▶ **WORK TO BE COMPLETED**: Return the records unchanged, from the very first line through the line with "bar-water-tj <box>790 822 872 847</box>", both ends included.

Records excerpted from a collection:
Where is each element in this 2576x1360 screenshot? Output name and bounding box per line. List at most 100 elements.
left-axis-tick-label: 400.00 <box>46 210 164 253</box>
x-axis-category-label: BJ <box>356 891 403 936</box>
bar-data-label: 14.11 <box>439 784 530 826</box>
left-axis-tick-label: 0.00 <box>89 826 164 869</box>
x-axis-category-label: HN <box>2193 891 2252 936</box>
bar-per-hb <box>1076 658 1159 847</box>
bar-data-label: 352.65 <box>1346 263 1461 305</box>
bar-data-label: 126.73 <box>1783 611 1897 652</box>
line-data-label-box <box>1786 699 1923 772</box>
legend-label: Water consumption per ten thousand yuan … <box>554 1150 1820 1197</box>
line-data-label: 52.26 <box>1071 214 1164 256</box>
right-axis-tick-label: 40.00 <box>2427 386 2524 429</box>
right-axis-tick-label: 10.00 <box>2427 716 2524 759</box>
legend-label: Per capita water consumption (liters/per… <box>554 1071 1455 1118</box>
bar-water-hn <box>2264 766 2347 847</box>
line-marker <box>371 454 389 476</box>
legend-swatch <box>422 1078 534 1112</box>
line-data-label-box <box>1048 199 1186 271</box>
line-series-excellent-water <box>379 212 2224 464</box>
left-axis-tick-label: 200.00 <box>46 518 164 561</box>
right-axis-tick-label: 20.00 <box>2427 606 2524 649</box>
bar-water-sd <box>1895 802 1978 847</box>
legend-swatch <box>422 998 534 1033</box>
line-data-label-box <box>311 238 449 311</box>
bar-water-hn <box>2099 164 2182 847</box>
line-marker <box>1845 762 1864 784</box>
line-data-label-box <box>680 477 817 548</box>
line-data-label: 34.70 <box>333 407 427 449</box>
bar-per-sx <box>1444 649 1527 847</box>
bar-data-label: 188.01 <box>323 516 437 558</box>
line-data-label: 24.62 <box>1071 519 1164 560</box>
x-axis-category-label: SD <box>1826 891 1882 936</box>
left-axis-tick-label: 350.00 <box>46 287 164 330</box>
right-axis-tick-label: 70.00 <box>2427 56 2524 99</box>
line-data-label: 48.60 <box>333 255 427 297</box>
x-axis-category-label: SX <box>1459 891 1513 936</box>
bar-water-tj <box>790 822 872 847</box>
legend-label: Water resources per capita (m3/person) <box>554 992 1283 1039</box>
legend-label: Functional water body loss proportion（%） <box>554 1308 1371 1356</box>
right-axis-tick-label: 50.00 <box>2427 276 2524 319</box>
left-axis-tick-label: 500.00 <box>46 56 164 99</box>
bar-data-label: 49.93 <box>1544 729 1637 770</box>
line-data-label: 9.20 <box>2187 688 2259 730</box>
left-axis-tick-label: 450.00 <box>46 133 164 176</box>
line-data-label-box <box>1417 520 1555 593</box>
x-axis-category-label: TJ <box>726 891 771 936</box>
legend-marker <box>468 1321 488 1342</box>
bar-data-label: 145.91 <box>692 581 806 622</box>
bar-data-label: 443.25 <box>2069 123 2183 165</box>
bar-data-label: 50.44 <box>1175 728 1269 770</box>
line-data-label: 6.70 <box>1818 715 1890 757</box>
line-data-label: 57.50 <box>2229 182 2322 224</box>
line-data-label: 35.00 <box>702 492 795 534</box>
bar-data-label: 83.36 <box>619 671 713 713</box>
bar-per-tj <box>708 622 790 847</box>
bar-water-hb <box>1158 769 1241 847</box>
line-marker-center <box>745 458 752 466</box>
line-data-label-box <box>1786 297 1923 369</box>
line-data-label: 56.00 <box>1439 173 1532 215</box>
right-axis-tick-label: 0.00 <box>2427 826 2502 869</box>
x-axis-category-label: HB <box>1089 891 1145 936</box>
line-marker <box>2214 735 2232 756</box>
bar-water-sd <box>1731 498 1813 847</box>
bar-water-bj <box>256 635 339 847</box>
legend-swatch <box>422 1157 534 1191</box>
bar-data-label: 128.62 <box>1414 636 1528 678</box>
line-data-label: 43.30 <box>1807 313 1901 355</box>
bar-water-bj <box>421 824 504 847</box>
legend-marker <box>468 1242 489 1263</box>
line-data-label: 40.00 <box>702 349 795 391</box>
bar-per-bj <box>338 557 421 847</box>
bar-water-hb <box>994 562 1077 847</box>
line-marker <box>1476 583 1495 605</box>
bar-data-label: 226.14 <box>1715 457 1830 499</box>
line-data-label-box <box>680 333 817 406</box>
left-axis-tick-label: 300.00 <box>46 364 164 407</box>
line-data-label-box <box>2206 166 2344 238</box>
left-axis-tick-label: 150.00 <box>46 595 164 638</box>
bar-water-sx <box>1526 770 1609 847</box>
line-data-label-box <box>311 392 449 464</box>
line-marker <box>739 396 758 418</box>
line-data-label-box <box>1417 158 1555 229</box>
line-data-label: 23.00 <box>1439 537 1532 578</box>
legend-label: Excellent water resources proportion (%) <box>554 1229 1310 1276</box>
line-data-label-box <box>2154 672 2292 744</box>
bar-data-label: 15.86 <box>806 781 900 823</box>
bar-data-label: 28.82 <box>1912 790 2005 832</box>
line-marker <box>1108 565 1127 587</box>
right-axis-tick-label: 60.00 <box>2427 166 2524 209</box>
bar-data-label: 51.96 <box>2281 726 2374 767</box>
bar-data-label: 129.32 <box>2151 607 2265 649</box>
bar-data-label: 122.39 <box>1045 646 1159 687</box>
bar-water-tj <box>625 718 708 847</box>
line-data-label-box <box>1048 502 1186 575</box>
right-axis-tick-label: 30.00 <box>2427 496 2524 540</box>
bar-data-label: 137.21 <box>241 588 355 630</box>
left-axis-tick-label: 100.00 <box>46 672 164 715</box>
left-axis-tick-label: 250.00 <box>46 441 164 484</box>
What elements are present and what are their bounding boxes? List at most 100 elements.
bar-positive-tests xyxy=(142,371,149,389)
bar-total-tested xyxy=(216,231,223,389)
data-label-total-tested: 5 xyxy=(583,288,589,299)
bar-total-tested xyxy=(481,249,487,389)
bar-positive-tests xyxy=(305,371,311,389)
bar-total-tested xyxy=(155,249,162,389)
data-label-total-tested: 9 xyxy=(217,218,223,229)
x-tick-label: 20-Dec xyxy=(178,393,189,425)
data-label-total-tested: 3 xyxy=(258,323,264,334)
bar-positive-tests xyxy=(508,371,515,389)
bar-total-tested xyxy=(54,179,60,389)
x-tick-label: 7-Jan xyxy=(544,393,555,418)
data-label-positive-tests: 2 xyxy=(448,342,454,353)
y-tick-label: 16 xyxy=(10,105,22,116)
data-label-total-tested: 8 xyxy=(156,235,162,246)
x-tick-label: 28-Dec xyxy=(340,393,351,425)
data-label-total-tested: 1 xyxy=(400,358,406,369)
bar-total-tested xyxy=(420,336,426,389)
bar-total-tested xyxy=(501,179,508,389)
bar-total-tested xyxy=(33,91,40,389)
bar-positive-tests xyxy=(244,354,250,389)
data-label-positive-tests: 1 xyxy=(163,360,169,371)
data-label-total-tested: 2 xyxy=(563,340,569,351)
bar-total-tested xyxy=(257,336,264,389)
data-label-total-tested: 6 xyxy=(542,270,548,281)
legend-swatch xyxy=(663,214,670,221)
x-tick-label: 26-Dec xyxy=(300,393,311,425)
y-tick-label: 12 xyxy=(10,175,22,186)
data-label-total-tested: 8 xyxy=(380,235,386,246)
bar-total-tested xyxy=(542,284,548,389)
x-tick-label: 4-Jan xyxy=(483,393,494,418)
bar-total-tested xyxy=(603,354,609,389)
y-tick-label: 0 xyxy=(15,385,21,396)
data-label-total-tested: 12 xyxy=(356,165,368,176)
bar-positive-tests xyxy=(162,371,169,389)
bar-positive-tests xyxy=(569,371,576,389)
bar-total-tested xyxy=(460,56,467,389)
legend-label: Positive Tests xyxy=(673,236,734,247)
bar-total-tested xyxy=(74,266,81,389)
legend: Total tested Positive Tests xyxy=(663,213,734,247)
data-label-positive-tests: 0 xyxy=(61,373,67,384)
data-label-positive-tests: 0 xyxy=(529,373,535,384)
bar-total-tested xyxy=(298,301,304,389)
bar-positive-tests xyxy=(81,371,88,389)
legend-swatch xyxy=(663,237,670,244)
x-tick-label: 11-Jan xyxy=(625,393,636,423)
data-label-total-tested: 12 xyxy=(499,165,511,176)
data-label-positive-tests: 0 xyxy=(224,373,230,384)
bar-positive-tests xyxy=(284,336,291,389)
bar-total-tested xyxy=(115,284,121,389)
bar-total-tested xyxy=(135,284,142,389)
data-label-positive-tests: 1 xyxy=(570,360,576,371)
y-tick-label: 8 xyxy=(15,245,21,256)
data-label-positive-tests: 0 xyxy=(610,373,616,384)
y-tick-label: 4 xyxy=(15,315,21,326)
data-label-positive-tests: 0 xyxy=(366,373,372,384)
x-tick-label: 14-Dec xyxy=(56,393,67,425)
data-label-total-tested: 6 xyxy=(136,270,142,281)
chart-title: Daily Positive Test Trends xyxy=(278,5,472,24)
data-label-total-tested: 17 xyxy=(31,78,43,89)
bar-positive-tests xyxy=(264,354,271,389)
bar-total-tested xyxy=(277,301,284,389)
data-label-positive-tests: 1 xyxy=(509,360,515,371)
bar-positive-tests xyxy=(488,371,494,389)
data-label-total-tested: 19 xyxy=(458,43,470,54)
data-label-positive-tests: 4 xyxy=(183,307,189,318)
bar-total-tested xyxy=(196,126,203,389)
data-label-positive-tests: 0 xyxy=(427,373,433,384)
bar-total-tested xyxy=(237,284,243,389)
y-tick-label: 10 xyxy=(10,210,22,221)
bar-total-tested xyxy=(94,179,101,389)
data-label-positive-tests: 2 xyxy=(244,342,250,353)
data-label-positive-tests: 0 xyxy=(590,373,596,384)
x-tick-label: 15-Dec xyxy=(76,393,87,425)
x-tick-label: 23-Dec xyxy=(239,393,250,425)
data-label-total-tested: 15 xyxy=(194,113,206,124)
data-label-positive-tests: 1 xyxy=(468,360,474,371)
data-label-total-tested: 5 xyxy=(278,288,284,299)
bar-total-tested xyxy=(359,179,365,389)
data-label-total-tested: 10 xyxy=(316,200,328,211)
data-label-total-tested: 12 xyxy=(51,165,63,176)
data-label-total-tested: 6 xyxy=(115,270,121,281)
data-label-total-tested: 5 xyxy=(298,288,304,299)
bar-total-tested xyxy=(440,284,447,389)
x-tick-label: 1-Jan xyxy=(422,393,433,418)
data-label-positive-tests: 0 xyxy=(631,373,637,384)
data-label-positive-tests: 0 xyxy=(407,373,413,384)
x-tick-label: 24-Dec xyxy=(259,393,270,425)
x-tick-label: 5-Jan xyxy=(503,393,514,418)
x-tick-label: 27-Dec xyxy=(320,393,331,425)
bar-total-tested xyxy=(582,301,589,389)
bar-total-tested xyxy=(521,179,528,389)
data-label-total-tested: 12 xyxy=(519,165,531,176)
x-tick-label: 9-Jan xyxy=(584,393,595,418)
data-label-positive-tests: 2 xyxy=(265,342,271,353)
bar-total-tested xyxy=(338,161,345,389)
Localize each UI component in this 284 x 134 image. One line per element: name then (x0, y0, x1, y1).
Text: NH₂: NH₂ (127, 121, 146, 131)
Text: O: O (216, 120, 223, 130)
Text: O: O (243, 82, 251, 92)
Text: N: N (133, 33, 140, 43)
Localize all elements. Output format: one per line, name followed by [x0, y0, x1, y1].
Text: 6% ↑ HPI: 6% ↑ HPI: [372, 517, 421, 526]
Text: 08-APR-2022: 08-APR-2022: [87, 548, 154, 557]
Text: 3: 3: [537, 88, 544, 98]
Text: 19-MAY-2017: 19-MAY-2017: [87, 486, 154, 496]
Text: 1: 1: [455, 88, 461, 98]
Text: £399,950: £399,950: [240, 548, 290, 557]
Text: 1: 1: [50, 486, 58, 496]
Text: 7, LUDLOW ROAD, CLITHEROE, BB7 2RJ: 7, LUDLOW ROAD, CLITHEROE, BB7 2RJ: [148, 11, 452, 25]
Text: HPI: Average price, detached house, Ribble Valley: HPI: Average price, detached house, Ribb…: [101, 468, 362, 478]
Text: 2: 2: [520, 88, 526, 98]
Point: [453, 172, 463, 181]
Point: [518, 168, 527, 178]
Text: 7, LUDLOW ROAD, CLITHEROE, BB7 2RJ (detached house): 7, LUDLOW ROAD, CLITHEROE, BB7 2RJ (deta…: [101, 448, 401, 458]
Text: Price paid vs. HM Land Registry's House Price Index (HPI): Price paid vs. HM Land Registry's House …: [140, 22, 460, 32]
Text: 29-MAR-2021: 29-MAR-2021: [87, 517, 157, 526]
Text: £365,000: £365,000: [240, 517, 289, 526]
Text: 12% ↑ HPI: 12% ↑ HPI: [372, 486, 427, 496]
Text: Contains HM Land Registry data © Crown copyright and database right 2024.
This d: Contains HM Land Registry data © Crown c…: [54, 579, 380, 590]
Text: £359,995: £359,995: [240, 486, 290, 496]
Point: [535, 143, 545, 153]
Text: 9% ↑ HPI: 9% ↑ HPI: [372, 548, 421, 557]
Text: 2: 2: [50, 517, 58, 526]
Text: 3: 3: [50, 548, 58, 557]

▶ **WORKED SOLUTION**:
Where is each element in this 2576x1360 screenshot? Output name and bounding box per line. List at most 100 elements.
left-axis-tick-label: 400.00 <box>46 210 164 253</box>
x-axis-category-label: BJ <box>356 891 403 936</box>
bar-data-label: 14.11 <box>439 784 530 826</box>
left-axis-tick-label: 0.00 <box>89 826 164 869</box>
x-axis-category-label: HN <box>2193 891 2252 936</box>
bar-per-hb <box>1076 658 1159 847</box>
bar-data-label: 352.65 <box>1346 263 1461 305</box>
bar-data-label: 126.73 <box>1783 611 1897 652</box>
line-data-label-box <box>1786 699 1923 772</box>
legend-label: Water consumption per ten thousand yuan … <box>554 1150 1820 1197</box>
line-data-label: 52.26 <box>1071 214 1164 256</box>
right-axis-tick-label: 40.00 <box>2427 386 2524 429</box>
right-axis-tick-label: 10.00 <box>2427 716 2524 759</box>
legend-label: Per capita water consumption (liters/per… <box>554 1071 1455 1118</box>
bar-water-hn <box>2264 766 2347 847</box>
line-marker <box>371 454 389 476</box>
legend-swatch <box>422 1078 534 1112</box>
line-data-label-box <box>1048 199 1186 271</box>
line-series-excellent-water <box>379 212 2224 464</box>
left-axis-tick-label: 200.00 <box>46 518 164 561</box>
right-axis-tick-label: 20.00 <box>2427 606 2524 649</box>
bar-water-sd <box>1895 802 1978 847</box>
legend-swatch <box>422 998 534 1033</box>
line-data-label-box <box>311 238 449 311</box>
bar-water-hn <box>2099 164 2182 847</box>
line-marker <box>1845 762 1864 784</box>
line-data-label-box <box>680 477 817 548</box>
line-data-label: 34.70 <box>333 407 427 449</box>
bar-per-sx <box>1444 649 1527 847</box>
bar-data-label: 188.01 <box>323 516 437 558</box>
line-data-label: 24.62 <box>1071 519 1164 560</box>
x-axis-category-label: SD <box>1826 891 1882 936</box>
left-axis-tick-label: 350.00 <box>46 287 164 330</box>
right-axis-tick-label: 70.00 <box>2427 56 2524 99</box>
line-data-label: 48.60 <box>333 255 427 297</box>
x-axis-category-label: SX <box>1459 891 1513 936</box>
bar-water-tj <box>790 822 872 847</box>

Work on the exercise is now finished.